SUPPLIED DATA:
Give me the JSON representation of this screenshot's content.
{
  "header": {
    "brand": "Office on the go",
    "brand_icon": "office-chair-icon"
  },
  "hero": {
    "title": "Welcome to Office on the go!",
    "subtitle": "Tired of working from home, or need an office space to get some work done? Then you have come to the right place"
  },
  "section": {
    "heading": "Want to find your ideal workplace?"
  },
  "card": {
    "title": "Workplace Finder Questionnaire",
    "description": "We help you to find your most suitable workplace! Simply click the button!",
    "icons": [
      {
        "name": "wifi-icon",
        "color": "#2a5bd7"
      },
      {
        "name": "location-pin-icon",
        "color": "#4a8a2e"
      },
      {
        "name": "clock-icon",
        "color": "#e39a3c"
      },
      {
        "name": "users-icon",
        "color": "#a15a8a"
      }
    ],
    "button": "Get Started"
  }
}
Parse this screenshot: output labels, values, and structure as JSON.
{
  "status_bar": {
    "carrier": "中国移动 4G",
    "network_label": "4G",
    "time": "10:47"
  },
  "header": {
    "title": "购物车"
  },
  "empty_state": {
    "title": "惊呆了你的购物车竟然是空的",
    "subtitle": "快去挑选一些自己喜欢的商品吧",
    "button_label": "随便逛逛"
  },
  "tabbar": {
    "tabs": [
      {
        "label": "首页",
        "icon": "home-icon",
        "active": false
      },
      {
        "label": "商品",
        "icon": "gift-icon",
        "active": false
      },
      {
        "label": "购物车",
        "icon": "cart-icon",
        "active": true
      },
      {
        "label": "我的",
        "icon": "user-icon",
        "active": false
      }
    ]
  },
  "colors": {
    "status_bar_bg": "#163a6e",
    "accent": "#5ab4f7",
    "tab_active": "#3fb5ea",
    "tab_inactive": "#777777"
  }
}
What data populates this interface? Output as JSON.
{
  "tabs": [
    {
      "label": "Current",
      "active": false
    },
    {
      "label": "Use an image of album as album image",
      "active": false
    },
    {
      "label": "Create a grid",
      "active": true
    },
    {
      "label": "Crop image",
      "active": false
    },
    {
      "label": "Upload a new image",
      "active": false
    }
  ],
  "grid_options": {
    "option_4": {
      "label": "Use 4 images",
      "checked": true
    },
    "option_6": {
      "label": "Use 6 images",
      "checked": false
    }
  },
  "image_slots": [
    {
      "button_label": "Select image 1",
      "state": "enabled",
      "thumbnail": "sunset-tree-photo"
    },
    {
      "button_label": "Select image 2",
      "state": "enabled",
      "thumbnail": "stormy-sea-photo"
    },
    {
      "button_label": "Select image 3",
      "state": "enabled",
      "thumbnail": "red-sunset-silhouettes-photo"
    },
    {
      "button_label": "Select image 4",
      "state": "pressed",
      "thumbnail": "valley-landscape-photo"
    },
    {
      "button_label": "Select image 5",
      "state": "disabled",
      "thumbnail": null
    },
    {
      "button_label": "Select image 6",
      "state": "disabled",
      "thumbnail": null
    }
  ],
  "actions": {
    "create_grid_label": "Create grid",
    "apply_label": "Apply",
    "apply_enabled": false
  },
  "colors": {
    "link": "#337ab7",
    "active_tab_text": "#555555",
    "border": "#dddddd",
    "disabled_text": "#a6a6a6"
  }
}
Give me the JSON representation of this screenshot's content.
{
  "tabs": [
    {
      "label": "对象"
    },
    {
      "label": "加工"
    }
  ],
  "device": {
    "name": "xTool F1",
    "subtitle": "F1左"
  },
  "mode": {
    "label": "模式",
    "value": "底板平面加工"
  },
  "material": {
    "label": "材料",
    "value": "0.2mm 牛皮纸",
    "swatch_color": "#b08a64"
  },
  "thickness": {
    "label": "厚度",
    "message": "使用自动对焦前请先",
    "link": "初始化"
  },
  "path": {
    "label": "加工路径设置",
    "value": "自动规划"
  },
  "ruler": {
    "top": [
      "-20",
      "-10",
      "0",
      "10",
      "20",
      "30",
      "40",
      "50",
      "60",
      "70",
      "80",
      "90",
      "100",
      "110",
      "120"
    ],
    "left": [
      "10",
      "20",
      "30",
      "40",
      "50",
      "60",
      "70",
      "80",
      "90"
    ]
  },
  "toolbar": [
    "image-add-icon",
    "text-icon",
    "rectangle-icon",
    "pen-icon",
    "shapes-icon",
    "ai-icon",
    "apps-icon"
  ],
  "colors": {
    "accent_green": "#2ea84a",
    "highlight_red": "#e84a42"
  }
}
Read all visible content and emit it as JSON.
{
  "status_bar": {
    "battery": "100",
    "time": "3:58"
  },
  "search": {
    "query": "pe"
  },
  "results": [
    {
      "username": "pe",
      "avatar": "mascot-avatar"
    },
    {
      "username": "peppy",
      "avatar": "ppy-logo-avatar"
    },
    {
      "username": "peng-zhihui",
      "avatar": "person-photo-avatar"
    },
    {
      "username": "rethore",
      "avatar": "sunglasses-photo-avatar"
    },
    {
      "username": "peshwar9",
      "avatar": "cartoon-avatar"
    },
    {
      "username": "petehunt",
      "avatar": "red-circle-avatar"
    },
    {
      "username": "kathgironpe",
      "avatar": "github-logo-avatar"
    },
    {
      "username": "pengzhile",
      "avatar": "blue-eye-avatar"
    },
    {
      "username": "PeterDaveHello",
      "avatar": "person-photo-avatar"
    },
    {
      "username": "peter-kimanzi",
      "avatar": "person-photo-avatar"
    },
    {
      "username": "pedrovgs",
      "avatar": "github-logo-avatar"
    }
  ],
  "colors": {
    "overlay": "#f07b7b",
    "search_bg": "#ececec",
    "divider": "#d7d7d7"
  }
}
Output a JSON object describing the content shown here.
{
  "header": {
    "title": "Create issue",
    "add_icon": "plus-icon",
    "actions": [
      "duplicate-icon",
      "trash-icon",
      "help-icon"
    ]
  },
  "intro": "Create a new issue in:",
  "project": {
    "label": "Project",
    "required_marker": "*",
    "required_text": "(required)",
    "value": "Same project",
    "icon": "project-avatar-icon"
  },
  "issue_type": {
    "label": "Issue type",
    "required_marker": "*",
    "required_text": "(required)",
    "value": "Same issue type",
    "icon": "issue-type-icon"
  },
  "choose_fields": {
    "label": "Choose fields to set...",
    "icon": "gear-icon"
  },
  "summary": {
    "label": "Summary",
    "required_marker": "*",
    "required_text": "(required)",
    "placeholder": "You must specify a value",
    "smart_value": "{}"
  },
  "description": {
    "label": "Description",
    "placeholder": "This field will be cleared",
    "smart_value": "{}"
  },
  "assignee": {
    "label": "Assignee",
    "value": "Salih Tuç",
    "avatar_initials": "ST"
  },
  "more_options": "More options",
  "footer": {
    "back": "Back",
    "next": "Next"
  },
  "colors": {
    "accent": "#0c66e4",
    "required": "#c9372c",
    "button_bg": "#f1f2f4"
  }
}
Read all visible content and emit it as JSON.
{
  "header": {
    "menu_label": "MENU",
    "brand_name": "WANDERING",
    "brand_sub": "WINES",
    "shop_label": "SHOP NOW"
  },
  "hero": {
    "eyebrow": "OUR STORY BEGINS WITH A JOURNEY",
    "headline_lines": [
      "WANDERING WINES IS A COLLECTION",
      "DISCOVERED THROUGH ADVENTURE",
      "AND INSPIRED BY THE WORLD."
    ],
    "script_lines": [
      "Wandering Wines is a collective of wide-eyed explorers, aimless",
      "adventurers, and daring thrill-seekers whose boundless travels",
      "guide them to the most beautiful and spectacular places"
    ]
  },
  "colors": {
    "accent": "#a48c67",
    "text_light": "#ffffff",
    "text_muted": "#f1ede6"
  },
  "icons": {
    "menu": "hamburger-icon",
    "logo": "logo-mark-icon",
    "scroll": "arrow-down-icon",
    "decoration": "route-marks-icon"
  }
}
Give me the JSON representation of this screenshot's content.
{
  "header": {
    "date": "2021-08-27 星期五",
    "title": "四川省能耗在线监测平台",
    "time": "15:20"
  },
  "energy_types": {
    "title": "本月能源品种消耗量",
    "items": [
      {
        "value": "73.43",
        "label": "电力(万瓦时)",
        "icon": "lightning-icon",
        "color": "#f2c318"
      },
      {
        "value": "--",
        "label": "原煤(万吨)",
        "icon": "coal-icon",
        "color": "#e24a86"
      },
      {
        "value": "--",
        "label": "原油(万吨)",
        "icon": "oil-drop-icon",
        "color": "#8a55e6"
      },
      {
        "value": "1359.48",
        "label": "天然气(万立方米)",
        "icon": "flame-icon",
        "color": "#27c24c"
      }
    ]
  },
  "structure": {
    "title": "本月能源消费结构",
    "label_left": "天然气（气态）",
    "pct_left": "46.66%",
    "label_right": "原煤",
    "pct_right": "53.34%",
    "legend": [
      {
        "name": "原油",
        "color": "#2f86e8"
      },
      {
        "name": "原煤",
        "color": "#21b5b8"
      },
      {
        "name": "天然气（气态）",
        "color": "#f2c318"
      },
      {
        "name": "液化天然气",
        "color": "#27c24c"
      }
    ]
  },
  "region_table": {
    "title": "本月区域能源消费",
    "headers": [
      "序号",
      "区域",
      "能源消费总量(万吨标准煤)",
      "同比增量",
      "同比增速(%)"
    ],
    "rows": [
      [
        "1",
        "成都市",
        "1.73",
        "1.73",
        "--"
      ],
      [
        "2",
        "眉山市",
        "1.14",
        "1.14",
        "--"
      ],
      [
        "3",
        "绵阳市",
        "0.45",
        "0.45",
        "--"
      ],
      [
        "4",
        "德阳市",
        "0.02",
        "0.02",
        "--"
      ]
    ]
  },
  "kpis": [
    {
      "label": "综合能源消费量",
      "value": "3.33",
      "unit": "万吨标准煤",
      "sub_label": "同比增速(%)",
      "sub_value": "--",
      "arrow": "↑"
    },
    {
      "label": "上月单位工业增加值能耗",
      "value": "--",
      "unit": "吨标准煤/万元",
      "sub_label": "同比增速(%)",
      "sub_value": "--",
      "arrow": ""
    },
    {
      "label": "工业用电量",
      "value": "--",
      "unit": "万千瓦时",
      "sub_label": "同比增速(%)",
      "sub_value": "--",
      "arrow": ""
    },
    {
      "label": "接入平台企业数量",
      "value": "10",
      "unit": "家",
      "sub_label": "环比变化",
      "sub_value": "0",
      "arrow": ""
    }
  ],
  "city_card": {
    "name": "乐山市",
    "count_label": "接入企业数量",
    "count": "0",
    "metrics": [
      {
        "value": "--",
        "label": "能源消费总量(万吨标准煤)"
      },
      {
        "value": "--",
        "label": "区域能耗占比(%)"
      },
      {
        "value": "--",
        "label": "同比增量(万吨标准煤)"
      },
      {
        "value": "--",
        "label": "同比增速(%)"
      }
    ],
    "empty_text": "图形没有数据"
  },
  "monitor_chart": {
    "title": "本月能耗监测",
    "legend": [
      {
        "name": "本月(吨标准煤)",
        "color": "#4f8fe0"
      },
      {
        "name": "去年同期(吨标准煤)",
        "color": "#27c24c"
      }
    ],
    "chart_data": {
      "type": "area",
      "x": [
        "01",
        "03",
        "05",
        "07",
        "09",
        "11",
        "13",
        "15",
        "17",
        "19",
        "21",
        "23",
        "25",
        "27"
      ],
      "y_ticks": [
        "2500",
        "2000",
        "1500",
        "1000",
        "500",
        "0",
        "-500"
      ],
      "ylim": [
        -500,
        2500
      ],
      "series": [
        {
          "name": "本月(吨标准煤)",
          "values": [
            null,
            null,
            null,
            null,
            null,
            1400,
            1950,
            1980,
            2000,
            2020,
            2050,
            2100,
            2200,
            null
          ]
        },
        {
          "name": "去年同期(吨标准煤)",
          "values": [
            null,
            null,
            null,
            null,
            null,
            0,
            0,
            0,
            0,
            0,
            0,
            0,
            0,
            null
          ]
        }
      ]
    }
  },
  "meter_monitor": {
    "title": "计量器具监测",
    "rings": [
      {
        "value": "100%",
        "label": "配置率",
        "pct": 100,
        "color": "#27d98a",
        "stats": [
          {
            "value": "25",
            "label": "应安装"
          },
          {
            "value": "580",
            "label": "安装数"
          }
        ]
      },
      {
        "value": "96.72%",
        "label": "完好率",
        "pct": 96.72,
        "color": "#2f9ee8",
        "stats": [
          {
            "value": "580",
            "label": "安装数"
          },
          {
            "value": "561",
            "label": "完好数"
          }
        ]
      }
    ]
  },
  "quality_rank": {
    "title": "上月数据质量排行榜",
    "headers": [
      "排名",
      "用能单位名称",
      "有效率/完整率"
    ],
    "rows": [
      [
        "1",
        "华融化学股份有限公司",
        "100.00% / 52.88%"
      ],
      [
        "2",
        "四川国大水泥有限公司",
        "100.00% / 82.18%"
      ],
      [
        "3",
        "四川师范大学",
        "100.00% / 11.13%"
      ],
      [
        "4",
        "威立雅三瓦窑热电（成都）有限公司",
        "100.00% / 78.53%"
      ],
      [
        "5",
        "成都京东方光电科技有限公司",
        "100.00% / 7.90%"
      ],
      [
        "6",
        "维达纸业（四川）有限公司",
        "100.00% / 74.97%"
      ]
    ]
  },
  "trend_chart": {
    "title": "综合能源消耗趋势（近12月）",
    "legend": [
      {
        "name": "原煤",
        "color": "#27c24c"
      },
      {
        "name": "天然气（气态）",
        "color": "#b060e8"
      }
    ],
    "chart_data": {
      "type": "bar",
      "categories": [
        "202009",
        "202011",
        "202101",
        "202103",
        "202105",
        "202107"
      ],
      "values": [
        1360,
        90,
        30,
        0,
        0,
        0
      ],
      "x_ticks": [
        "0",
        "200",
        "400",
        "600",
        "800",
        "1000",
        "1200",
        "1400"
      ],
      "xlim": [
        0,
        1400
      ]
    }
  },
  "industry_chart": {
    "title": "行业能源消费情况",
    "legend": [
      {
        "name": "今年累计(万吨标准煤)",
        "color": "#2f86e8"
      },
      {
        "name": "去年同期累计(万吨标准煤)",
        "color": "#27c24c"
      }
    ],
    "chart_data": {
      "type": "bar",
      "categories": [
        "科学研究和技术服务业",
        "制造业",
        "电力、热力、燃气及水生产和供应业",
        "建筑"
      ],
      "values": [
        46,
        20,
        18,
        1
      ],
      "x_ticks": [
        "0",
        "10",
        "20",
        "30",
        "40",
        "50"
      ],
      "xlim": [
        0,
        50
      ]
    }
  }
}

WHAT IS BEING ASKED:
Filter the records for lines holding the string "Create". Copy each one.

EXERCISE ANSWER:
      "label": "Create a grid",
    "create_grid_label": "Create grid",
    "title": "Create issue",
  "intro": "Create a new issue in:",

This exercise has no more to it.